= Instruction =
List all lines of the data that include the string "feladata".

* * *

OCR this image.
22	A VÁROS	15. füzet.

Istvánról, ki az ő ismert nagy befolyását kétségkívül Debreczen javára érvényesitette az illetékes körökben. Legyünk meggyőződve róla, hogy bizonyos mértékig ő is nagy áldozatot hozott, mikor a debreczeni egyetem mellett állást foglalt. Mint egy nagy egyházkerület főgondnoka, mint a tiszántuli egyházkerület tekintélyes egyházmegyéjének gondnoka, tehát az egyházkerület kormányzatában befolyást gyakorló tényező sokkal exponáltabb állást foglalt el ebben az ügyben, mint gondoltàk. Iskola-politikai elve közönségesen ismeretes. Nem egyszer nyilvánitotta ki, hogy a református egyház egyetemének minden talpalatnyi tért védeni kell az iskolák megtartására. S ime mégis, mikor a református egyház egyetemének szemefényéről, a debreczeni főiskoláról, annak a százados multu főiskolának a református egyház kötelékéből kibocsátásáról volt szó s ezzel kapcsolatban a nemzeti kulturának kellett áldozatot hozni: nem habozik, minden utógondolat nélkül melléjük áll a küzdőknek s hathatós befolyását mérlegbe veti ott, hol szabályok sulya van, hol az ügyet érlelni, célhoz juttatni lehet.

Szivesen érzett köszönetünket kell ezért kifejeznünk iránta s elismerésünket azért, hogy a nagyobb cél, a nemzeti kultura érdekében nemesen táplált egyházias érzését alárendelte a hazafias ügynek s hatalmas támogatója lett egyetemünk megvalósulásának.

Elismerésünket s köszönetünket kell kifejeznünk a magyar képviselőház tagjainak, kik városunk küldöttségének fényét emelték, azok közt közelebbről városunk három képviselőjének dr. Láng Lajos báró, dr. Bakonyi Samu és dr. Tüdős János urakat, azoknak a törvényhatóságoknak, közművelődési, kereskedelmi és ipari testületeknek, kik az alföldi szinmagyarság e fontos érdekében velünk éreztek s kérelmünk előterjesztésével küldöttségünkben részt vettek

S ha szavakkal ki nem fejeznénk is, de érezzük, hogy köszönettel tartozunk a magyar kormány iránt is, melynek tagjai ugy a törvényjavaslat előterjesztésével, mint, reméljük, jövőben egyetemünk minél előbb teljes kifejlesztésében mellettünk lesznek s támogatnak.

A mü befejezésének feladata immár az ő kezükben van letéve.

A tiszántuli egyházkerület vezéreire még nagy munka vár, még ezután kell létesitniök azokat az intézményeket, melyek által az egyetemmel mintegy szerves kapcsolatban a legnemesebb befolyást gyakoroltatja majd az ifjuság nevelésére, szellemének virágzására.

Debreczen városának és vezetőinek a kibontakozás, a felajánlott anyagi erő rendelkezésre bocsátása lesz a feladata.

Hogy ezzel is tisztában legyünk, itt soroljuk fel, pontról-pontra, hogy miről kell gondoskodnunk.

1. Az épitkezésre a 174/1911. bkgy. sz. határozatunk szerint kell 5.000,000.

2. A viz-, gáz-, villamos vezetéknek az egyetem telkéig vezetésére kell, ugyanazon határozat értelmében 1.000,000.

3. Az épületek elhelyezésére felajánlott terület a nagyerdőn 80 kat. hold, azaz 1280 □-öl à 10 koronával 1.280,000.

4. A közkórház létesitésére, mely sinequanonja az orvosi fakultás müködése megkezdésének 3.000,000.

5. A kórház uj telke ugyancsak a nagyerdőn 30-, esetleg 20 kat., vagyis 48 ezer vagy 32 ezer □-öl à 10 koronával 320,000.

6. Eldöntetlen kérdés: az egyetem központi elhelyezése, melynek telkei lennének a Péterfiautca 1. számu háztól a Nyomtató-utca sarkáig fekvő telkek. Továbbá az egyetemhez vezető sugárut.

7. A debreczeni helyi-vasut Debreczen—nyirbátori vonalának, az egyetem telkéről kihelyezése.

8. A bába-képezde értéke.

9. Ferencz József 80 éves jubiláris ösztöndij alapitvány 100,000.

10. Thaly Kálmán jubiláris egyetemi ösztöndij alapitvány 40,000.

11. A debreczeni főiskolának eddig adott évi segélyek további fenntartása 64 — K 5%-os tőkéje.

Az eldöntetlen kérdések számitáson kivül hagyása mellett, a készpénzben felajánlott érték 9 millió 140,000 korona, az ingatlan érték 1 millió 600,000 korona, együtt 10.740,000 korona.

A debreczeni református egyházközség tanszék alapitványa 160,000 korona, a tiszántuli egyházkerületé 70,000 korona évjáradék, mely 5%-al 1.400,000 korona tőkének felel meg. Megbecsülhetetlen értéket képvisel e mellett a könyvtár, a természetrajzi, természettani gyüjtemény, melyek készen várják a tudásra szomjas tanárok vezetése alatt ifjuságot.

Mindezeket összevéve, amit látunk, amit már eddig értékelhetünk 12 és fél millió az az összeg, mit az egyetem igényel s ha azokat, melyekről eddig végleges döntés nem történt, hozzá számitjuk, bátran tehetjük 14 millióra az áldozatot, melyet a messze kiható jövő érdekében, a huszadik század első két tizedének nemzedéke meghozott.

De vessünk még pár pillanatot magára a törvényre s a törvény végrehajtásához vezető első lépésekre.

* * *

= Solved exercise =
A mü befejezésének feladata immár az ő kezükben van letéve.
Debreczen városának és vezetőinek a kibontakozás, a felajánlott anyagi erő rendelkezésre bocsátása lesz a feladata.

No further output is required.